Set task | Every entry below should be printed exactly, without its images.

Information supplied |
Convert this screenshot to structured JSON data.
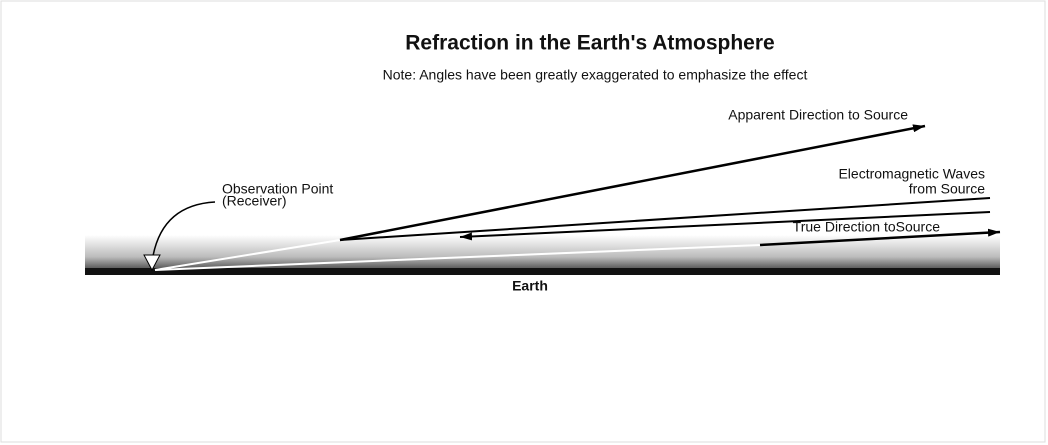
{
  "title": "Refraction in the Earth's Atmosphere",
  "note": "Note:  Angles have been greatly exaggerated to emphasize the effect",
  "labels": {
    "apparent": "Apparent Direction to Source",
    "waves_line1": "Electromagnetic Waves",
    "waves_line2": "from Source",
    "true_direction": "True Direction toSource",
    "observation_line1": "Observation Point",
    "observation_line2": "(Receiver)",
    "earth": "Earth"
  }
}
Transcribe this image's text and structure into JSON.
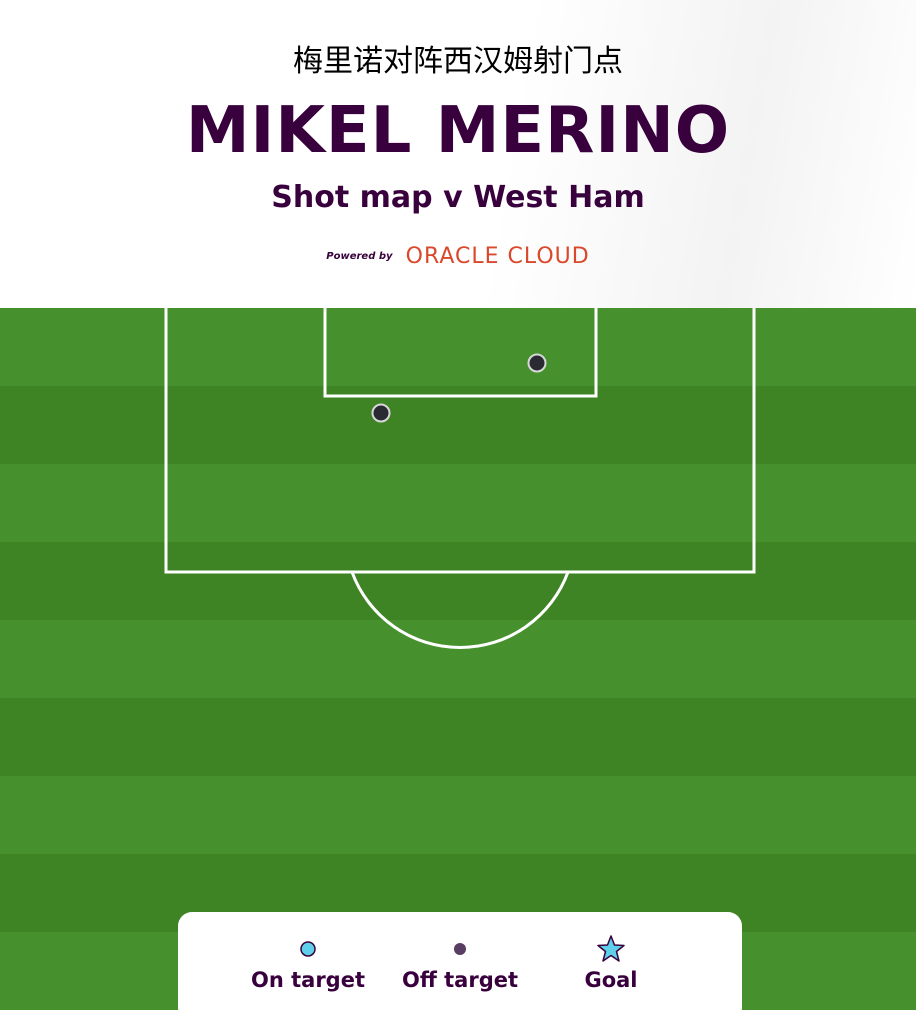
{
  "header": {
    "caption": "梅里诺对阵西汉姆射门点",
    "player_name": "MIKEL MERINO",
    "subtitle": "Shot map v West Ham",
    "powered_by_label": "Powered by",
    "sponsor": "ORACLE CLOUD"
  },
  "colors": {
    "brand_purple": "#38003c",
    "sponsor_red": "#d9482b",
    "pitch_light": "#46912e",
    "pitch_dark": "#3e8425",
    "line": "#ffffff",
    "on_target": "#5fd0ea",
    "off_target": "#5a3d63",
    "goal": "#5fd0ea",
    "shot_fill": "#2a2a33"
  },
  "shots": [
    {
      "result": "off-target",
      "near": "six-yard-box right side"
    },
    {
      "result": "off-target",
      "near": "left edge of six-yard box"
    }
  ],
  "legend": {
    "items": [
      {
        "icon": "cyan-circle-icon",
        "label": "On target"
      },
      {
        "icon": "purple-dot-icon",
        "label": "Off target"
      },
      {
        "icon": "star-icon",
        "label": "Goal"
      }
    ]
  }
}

Answer to this task |
Convert this screenshot to structured JSON data.
{
  "title": "Refraction in the Earth's Atmosphere",
  "note": "Note:  Angles have been greatly exaggerated to emphasize the effect",
  "labels": {
    "apparent": "Apparent Direction to Source",
    "waves_line1": "Electromagnetic Waves",
    "waves_line2": "from Source",
    "true_direction": "True Direction toSource",
    "observation_line1": "Observation Point",
    "observation_line2": "(Receiver)",
    "earth": "Earth"
  }
}
Transcribe this image's text and structure into JSON.
{
  "header": {
    "caption": "梅里诺对阵西汉姆射门点",
    "player_name": "MIKEL MERINO",
    "subtitle": "Shot map v West Ham",
    "powered_by_label": "Powered by",
    "sponsor": "ORACLE CLOUD"
  },
  "colors": {
    "brand_purple": "#38003c",
    "sponsor_red": "#d9482b",
    "pitch_light": "#46912e",
    "pitch_dark": "#3e8425",
    "line": "#ffffff",
    "on_target": "#5fd0ea",
    "off_target": "#5a3d63",
    "goal": "#5fd0ea",
    "shot_fill": "#2a2a33"
  },
  "shots": [
    {
      "result": "off-target",
      "near": "six-yard-box right side"
    },
    {
      "result": "off-target",
      "near": "left edge of six-yard box"
    }
  ],
  "legend": {
    "items": [
      {
        "icon": "cyan-circle-icon",
        "label": "On target"
      },
      {
        "icon": "purple-dot-icon",
        "label": "Off target"
      },
      {
        "icon": "star-icon",
        "label": "Goal"
      }
    ]
  }
}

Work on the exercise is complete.